Data listing
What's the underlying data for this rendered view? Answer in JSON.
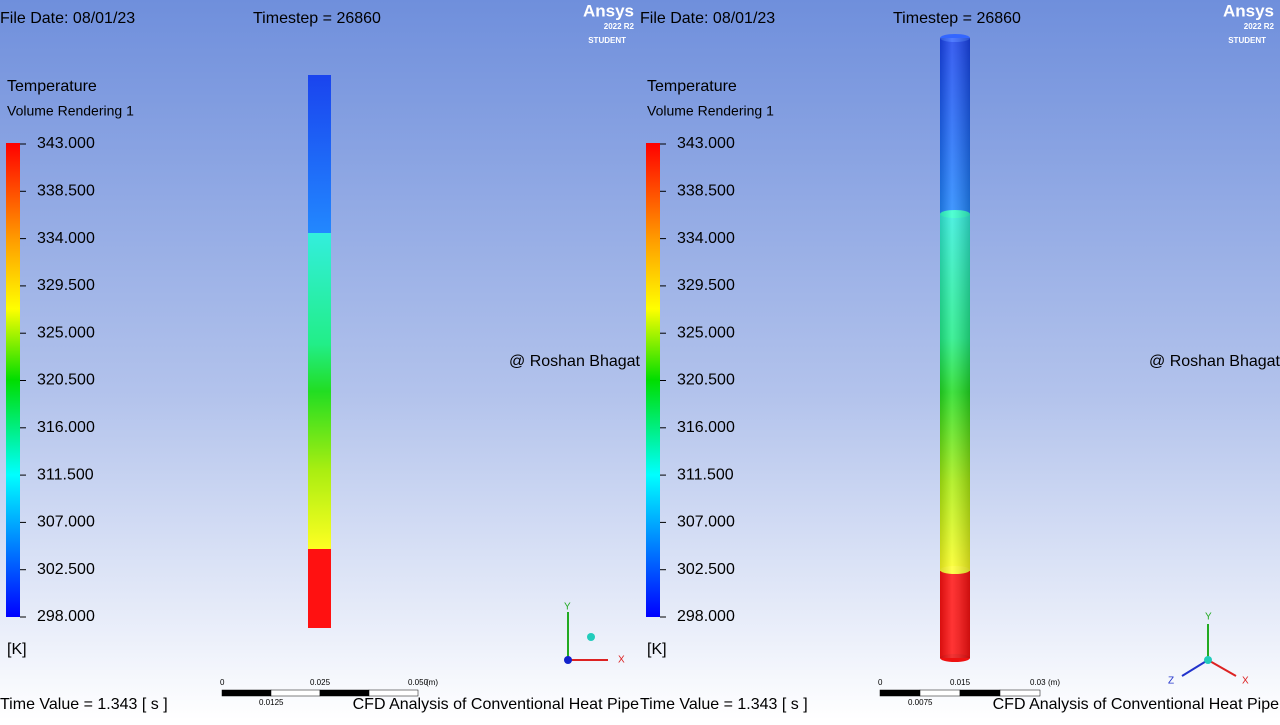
{
  "panels": [
    {
      "file_date": "File Date: 08/01/23",
      "timestep": "Timestep = 26860",
      "logo": {
        "brand": "Ansys",
        "version": "2022 R2",
        "edition": "STUDENT"
      },
      "legend": {
        "title": "Temperature",
        "subtitle": "Volume Rendering 1",
        "ticks": [
          "343.000",
          "338.500",
          "334.000",
          "329.500",
          "325.000",
          "320.500",
          "316.000",
          "311.500",
          "307.000",
          "302.500",
          "298.000"
        ],
        "unit": "[K]"
      },
      "watermark": "@ Roshan Bhagat",
      "time_value": "Time Value = 1.343 [ s ]",
      "caption": "CFD Analysis of Conventional Heat Pipe",
      "scale": {
        "ticks": [
          "0",
          "0.025",
          "0.050"
        ],
        "unit": "(m)",
        "sub_tick": "0.0125"
      },
      "axes": [
        "Y",
        "X"
      ]
    },
    {
      "file_date": "File Date: 08/01/23",
      "timestep": "Timestep = 26860",
      "logo": {
        "brand": "Ansys",
        "version": "2022 R2",
        "edition": "STUDENT"
      },
      "legend": {
        "title": "Temperature",
        "subtitle": "Volume Rendering 1",
        "ticks": [
          "343.000",
          "338.500",
          "334.000",
          "329.500",
          "325.000",
          "320.500",
          "316.000",
          "311.500",
          "307.000",
          "302.500",
          "298.000"
        ],
        "unit": "[K]"
      },
      "watermark": "@ Roshan Bhagat",
      "time_value": "Time Value = 1.343 [ s ]",
      "caption": "CFD Analysis of Conventional Heat Pipe",
      "scale": {
        "ticks": [
          "0",
          "0.015",
          "0.03"
        ],
        "unit": "(m)",
        "sub_tick": "0.0075"
      },
      "axes": [
        "Y",
        "Z",
        "X"
      ]
    }
  ]
}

■ Prompt: Transcribe each line above verbatim, with the pictures left out.

■ Exercise output:
What's the underlying data for this rendered view? Answer in JSON.
{
  "panels": [
    {
      "file_date": "File Date: 08/01/23",
      "timestep": "Timestep = 26860",
      "logo": {
        "brand": "Ansys",
        "version": "2022 R2",
        "edition": "STUDENT"
      },
      "legend": {
        "title": "Temperature",
        "subtitle": "Volume Rendering 1",
        "ticks": [
          "343.000",
          "338.500",
          "334.000",
          "329.500",
          "325.000",
          "320.500",
          "316.000",
          "311.500",
          "307.000",
          "302.500",
          "298.000"
        ],
        "unit": "[K]"
      },
      "watermark": "@ Roshan Bhagat",
      "time_value": "Time Value = 1.343 [ s ]",
      "caption": "CFD Analysis of Conventional Heat Pipe",
      "scale": {
        "ticks": [
          "0",
          "0.025",
          "0.050"
        ],
        "unit": "(m)",
        "sub_tick": "0.0125"
      },
      "axes": [
        "Y",
        "X"
      ]
    },
    {
      "file_date": "File Date: 08/01/23",
      "timestep": "Timestep = 26860",
      "logo": {
        "brand": "Ansys",
        "version": "2022 R2",
        "edition": "STUDENT"
      },
      "legend": {
        "title": "Temperature",
        "subtitle": "Volume Rendering 1",
        "ticks": [
          "343.000",
          "338.500",
          "334.000",
          "329.500",
          "325.000",
          "320.500",
          "316.000",
          "311.500",
          "307.000",
          "302.500",
          "298.000"
        ],
        "unit": "[K]"
      },
      "watermark": "@ Roshan Bhagat",
      "time_value": "Time Value = 1.343 [ s ]",
      "caption": "CFD Analysis of Conventional Heat Pipe",
      "scale": {
        "ticks": [
          "0",
          "0.015",
          "0.03"
        ],
        "unit": "(m)",
        "sub_tick": "0.0075"
      },
      "axes": [
        "Y",
        "Z",
        "X"
      ]
    }
  ]
}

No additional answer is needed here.